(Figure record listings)
..............................

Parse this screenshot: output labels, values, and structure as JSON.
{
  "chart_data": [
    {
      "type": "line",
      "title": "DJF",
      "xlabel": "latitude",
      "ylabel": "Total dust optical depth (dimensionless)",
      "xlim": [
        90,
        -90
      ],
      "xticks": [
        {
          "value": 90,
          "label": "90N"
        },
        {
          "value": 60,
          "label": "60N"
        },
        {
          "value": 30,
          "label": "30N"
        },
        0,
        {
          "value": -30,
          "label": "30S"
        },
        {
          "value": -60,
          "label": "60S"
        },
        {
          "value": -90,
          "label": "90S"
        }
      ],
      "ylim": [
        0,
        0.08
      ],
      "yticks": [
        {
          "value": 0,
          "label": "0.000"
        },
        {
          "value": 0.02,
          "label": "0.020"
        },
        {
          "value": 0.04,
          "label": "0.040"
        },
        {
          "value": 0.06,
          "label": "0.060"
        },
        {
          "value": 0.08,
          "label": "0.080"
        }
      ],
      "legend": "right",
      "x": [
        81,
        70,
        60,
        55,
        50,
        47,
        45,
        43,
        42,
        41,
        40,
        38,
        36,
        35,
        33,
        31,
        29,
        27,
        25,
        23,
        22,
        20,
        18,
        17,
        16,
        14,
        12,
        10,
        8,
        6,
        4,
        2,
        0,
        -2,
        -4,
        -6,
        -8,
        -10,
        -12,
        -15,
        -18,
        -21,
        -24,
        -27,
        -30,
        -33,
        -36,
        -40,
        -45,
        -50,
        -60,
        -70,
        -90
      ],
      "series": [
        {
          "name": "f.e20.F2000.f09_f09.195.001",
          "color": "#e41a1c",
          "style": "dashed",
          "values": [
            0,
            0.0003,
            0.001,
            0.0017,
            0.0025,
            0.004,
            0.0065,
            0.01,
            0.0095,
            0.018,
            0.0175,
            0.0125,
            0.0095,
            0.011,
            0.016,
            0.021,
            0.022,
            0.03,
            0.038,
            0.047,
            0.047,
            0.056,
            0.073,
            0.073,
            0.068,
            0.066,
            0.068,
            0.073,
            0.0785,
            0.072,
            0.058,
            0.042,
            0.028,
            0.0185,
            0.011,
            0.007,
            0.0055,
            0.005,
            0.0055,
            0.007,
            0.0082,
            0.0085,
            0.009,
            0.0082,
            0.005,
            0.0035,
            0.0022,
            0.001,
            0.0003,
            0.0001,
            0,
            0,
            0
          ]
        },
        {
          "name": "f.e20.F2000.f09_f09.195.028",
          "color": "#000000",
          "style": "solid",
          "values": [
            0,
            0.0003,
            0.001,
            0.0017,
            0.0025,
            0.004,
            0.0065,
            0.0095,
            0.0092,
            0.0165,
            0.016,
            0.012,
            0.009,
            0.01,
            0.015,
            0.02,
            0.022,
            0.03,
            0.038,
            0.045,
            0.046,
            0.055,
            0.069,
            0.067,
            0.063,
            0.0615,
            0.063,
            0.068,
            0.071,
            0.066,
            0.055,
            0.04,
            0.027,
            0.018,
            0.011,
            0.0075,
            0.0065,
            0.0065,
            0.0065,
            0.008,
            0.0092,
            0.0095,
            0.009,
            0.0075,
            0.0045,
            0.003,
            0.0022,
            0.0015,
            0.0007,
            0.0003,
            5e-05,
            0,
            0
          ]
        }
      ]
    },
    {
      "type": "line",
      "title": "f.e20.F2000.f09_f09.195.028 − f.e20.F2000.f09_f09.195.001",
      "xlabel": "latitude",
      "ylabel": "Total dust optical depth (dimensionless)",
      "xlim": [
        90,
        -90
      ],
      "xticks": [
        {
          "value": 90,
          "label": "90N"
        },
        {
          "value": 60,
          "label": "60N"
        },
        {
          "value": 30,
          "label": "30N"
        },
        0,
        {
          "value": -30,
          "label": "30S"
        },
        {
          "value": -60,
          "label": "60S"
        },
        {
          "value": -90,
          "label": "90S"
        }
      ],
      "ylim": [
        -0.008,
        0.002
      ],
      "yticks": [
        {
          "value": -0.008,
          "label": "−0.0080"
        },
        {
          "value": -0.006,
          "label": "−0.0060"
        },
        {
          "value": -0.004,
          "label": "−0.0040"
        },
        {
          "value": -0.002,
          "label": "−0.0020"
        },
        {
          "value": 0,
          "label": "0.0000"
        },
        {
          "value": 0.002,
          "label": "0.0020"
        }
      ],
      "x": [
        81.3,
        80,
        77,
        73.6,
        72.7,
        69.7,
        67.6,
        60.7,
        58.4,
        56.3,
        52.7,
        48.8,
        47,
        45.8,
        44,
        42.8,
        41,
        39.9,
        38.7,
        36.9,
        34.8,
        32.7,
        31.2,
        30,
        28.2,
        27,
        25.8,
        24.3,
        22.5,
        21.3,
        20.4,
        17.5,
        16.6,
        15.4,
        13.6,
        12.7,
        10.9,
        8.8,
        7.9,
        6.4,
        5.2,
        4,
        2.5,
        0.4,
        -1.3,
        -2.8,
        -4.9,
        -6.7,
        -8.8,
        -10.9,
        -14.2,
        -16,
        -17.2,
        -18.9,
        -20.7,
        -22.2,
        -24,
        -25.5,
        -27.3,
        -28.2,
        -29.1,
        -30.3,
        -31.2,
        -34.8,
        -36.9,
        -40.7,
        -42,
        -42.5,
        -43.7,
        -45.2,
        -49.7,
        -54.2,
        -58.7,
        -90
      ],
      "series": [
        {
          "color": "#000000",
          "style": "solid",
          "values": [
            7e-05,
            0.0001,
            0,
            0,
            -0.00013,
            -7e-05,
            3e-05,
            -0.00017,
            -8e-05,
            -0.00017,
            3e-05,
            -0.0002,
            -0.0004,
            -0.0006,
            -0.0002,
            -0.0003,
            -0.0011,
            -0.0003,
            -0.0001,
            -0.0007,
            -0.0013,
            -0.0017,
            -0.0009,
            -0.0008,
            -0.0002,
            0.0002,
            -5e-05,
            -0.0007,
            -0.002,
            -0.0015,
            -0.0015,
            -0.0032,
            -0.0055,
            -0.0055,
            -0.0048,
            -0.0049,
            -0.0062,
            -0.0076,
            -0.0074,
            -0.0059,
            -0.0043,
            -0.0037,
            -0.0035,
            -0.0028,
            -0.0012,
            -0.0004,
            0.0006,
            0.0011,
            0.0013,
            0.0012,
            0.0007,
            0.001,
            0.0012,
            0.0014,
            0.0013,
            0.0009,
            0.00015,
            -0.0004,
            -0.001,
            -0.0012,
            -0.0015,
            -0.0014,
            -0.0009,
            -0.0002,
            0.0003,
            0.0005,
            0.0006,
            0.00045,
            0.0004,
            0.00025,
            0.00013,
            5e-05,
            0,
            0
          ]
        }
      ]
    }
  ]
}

..............................

TASK REQUIREMENTS: Copy all lines from the listing that contain "name".

COMPLETE ANSWER:
          "name": "f.e20.F2000.f09_f09.195.001",
          "name": "f.e20.F2000.f09_f09.195.028",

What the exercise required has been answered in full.